What is being asked
Every entry must be repeated exactly. Exclude all pictures.

The records
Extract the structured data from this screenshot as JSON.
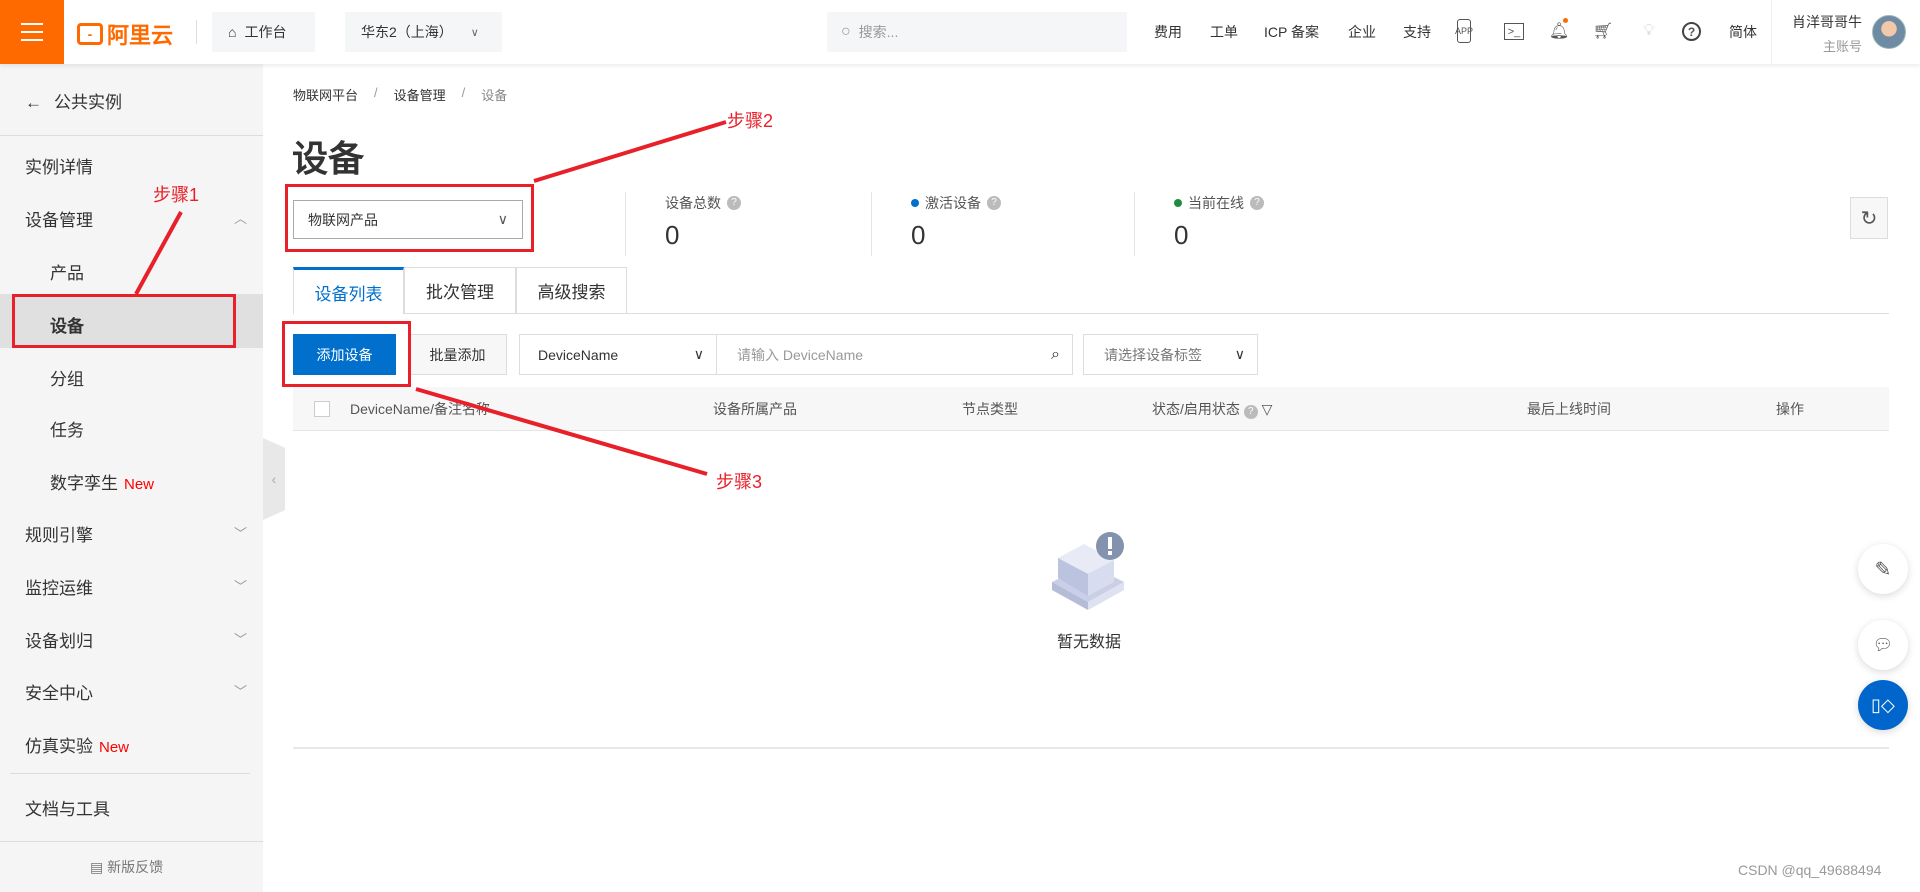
{
  "header": {
    "brand": "阿里云",
    "workbench": "工作台",
    "region": "华东2（上海）",
    "search_placeholder": "搜索...",
    "nav": [
      "费用",
      "工单",
      "ICP 备案",
      "企业",
      "支持"
    ],
    "lang": "简体",
    "user_name": "肖洋哥哥牛",
    "account_type": "主账号",
    "notification_dot_color": "#ff6a00"
  },
  "sidebar": {
    "back": "公共实例",
    "instance_detail": "实例详情",
    "device_mgmt": "设备管理",
    "product": "产品",
    "device": "设备",
    "group": "分组",
    "task": "任务",
    "digital_twin": "数字孪生",
    "new_badge": "New",
    "rule_engine": "规则引擎",
    "monitor": "监控运维",
    "device_assign": "设备划归",
    "security": "安全中心",
    "simulation": "仿真实验",
    "docs": "文档与工具",
    "feedback": "新版反馈"
  },
  "main": {
    "breadcrumb": [
      "物联网平台",
      "设备管理",
      "设备"
    ],
    "sep": "/",
    "title": "设备",
    "product_select": "物联网产品",
    "stats": [
      {
        "label": "设备总数",
        "value": "0"
      },
      {
        "label": "激活设备",
        "value": "0",
        "dot": "#0070cc"
      },
      {
        "label": "当前在线",
        "value": "0",
        "dot": "#1e8e3e"
      }
    ],
    "tabs": [
      "设备列表",
      "批次管理",
      "高级搜索"
    ],
    "add_device": "添加设备",
    "batch_add": "批量添加",
    "filter_field": "DeviceName",
    "search_placeholder": "请输入 DeviceName",
    "tag_placeholder": "请选择设备标签",
    "columns": [
      "DeviceName/备注名称",
      "设备所属产品",
      "节点类型",
      "状态/启用状态",
      "最后上线时间",
      "操作"
    ],
    "empty": "暂无数据"
  },
  "annotations": {
    "step1": "步骤1",
    "step2": "步骤2",
    "step3": "步骤3"
  },
  "watermark": "CSDN @qq_49688494",
  "colors": {
    "brand": "#ff6a00",
    "primary": "#0070cc",
    "annotation": "#e8202a"
  }
}
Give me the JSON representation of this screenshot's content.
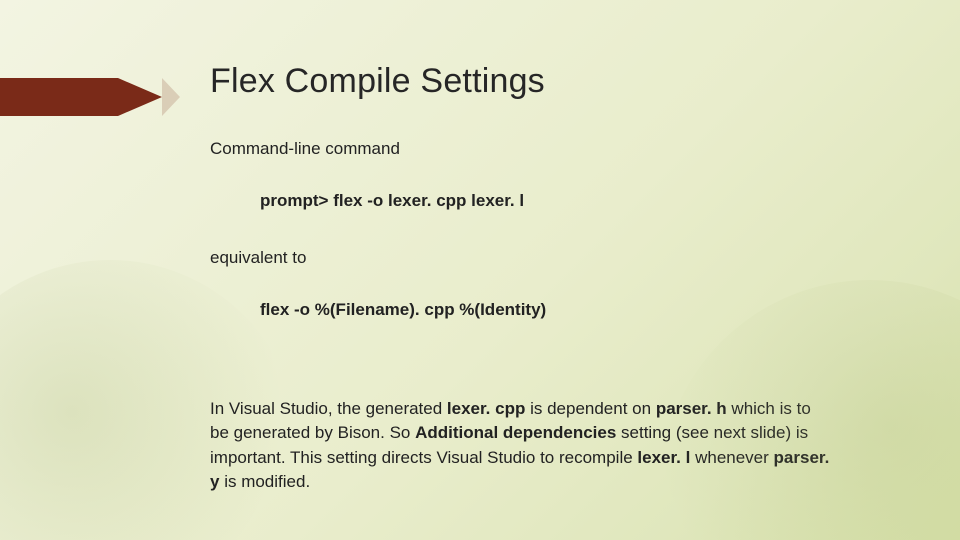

Answer to this task
Extract the structured data from this screenshot as JSON.
{
  "header": {
    "brand": "阿里云",
    "workbench": "工作台",
    "region": "华东2（上海）",
    "search_placeholder": "搜索...",
    "nav": [
      "费用",
      "工单",
      "ICP 备案",
      "企业",
      "支持"
    ],
    "lang": "简体",
    "user_name": "肖洋哥哥牛",
    "account_type": "主账号",
    "notification_dot_color": "#ff6a00"
  },
  "sidebar": {
    "back": "公共实例",
    "instance_detail": "实例详情",
    "device_mgmt": "设备管理",
    "product": "产品",
    "device": "设备",
    "group": "分组",
    "task": "任务",
    "digital_twin": "数字孪生",
    "new_badge": "New",
    "rule_engine": "规则引擎",
    "monitor": "监控运维",
    "device_assign": "设备划归",
    "security": "安全中心",
    "simulation": "仿真实验",
    "docs": "文档与工具",
    "feedback": "新版反馈"
  },
  "main": {
    "breadcrumb": [
      "物联网平台",
      "设备管理",
      "设备"
    ],
    "sep": "/",
    "title": "设备",
    "product_select": "物联网产品",
    "stats": [
      {
        "label": "设备总数",
        "value": "0"
      },
      {
        "label": "激活设备",
        "value": "0",
        "dot": "#0070cc"
      },
      {
        "label": "当前在线",
        "value": "0",
        "dot": "#1e8e3e"
      }
    ],
    "tabs": [
      "设备列表",
      "批次管理",
      "高级搜索"
    ],
    "add_device": "添加设备",
    "batch_add": "批量添加",
    "filter_field": "DeviceName",
    "search_placeholder": "请输入 DeviceName",
    "tag_placeholder": "请选择设备标签",
    "columns": [
      "DeviceName/备注名称",
      "设备所属产品",
      "节点类型",
      "状态/启用状态",
      "最后上线时间",
      "操作"
    ],
    "empty": "暂无数据"
  },
  "annotations": {
    "step1": "步骤1",
    "step2": "步骤2",
    "step3": "步骤3"
  },
  "watermark": "CSDN @qq_49688494",
  "colors": {
    "brand": "#ff6a00",
    "primary": "#0070cc",
    "annotation": "#e8202a"
  }
}
Give me the JSON representation of this screenshot's content.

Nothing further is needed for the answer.